Supplied material

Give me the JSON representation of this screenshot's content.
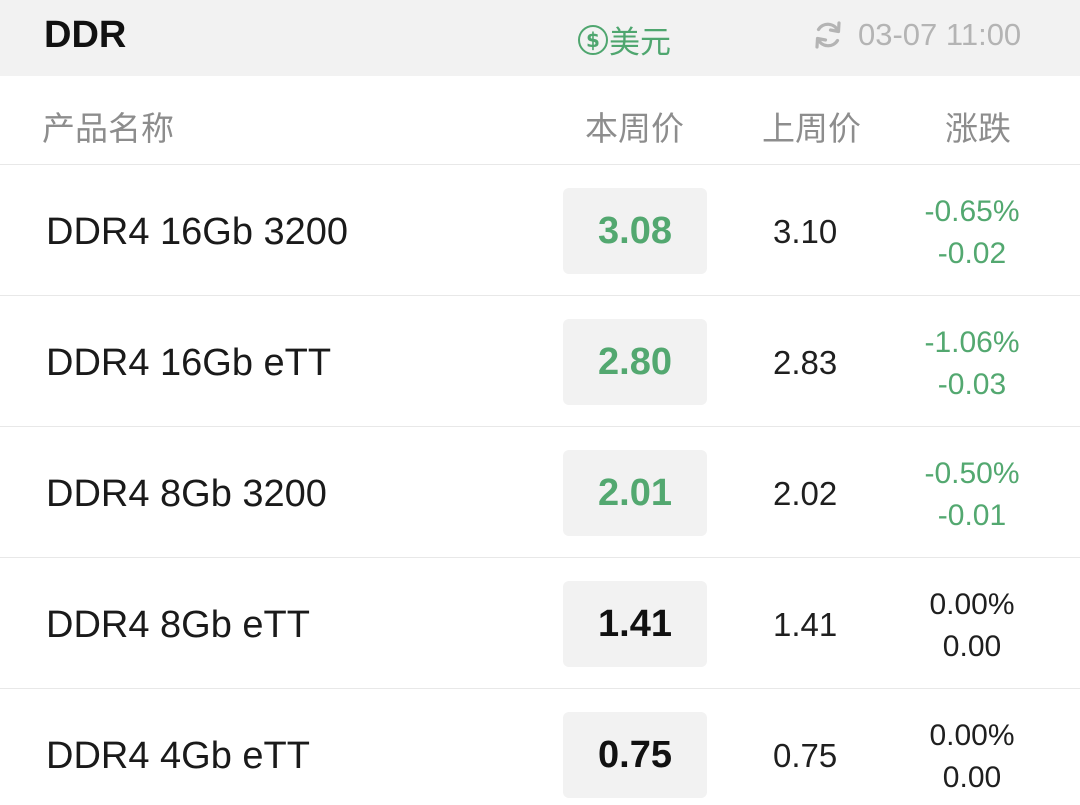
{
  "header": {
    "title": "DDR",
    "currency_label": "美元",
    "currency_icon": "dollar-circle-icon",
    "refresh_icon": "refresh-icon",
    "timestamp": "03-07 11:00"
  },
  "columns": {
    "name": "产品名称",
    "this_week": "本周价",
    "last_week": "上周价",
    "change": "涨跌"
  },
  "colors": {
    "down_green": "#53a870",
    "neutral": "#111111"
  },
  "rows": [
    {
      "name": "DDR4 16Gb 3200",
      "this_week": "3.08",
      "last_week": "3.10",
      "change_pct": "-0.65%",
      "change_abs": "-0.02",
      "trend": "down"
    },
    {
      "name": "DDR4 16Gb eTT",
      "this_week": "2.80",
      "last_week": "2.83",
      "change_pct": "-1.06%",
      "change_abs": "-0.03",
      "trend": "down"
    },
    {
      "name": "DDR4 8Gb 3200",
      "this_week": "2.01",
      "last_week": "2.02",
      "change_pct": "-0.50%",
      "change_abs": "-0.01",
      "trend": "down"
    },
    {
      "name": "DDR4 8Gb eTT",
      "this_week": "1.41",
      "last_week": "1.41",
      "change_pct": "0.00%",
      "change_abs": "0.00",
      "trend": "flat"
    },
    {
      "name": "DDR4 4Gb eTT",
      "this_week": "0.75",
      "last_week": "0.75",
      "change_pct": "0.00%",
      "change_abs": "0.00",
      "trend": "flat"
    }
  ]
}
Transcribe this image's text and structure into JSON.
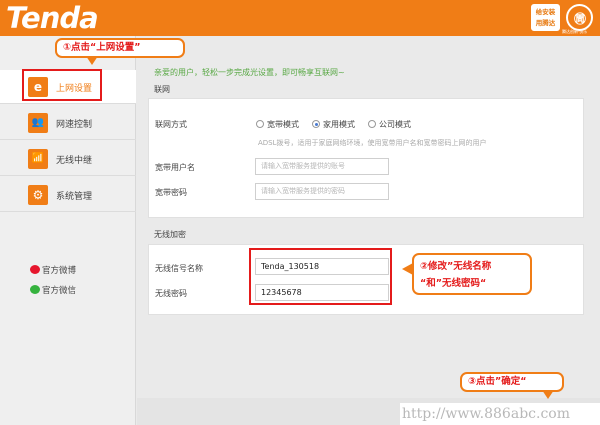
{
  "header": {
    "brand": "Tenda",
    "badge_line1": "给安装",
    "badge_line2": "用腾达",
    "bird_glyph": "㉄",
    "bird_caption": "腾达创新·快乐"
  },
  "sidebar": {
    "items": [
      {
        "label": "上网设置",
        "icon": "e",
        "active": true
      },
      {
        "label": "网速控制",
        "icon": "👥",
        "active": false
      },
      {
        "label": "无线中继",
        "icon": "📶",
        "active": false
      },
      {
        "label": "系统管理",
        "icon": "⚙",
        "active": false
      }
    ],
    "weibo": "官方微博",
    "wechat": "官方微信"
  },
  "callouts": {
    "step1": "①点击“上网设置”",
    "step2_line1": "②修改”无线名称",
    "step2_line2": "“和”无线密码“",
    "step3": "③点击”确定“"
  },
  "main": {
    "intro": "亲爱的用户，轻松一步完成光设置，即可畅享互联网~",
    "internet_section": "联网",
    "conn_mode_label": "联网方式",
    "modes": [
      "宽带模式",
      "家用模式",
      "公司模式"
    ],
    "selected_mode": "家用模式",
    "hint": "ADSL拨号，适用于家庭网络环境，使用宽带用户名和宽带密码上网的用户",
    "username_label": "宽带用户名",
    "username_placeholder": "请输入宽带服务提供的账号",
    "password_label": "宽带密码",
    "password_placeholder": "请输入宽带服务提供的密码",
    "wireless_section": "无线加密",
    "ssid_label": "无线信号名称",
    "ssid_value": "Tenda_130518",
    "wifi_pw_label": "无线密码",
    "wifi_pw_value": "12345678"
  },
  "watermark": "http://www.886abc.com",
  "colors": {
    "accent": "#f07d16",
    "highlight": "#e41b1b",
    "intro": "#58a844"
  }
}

Exercise description
Write out the whole listing exactly, and drop the pictures.

Response for this exercise
Give me the JSON representation of this screenshot's content.
{
  "header": {
    "title": "DDR",
    "currency_label": "美元",
    "currency_icon": "dollar-circle-icon",
    "refresh_icon": "refresh-icon",
    "timestamp": "03-07 11:00"
  },
  "columns": {
    "name": "产品名称",
    "this_week": "本周价",
    "last_week": "上周价",
    "change": "涨跌"
  },
  "colors": {
    "down_green": "#53a870",
    "neutral": "#111111"
  },
  "rows": [
    {
      "name": "DDR4 16Gb 3200",
      "this_week": "3.08",
      "last_week": "3.10",
      "change_pct": "-0.65%",
      "change_abs": "-0.02",
      "trend": "down"
    },
    {
      "name": "DDR4 16Gb eTT",
      "this_week": "2.80",
      "last_week": "2.83",
      "change_pct": "-1.06%",
      "change_abs": "-0.03",
      "trend": "down"
    },
    {
      "name": "DDR4 8Gb 3200",
      "this_week": "2.01",
      "last_week": "2.02",
      "change_pct": "-0.50%",
      "change_abs": "-0.01",
      "trend": "down"
    },
    {
      "name": "DDR4 8Gb eTT",
      "this_week": "1.41",
      "last_week": "1.41",
      "change_pct": "0.00%",
      "change_abs": "0.00",
      "trend": "flat"
    },
    {
      "name": "DDR4 4Gb eTT",
      "this_week": "0.75",
      "last_week": "0.75",
      "change_pct": "0.00%",
      "change_abs": "0.00",
      "trend": "flat"
    }
  ]
}
Transcribe this image's text and structure into JSON.
{
  "header": {
    "brand": "Tenda",
    "badge_line1": "给安装",
    "badge_line2": "用腾达",
    "bird_glyph": "㉄",
    "bird_caption": "腾达创新·快乐"
  },
  "sidebar": {
    "items": [
      {
        "label": "上网设置",
        "icon": "e",
        "active": true
      },
      {
        "label": "网速控制",
        "icon": "👥",
        "active": false
      },
      {
        "label": "无线中继",
        "icon": "📶",
        "active": false
      },
      {
        "label": "系统管理",
        "icon": "⚙",
        "active": false
      }
    ],
    "weibo": "官方微博",
    "wechat": "官方微信"
  },
  "callouts": {
    "step1": "①点击“上网设置”",
    "step2_line1": "②修改”无线名称",
    "step2_line2": "“和”无线密码“",
    "step3": "③点击”确定“"
  },
  "main": {
    "intro": "亲爱的用户，轻松一步完成光设置，即可畅享互联网~",
    "internet_section": "联网",
    "conn_mode_label": "联网方式",
    "modes": [
      "宽带模式",
      "家用模式",
      "公司模式"
    ],
    "selected_mode": "家用模式",
    "hint": "ADSL拨号，适用于家庭网络环境，使用宽带用户名和宽带密码上网的用户",
    "username_label": "宽带用户名",
    "username_placeholder": "请输入宽带服务提供的账号",
    "password_label": "宽带密码",
    "password_placeholder": "请输入宽带服务提供的密码",
    "wireless_section": "无线加密",
    "ssid_label": "无线信号名称",
    "ssid_value": "Tenda_130518",
    "wifi_pw_label": "无线密码",
    "wifi_pw_value": "12345678"
  },
  "watermark": "http://www.886abc.com",
  "colors": {
    "accent": "#f07d16",
    "highlight": "#e41b1b",
    "intro": "#58a844"
  }
}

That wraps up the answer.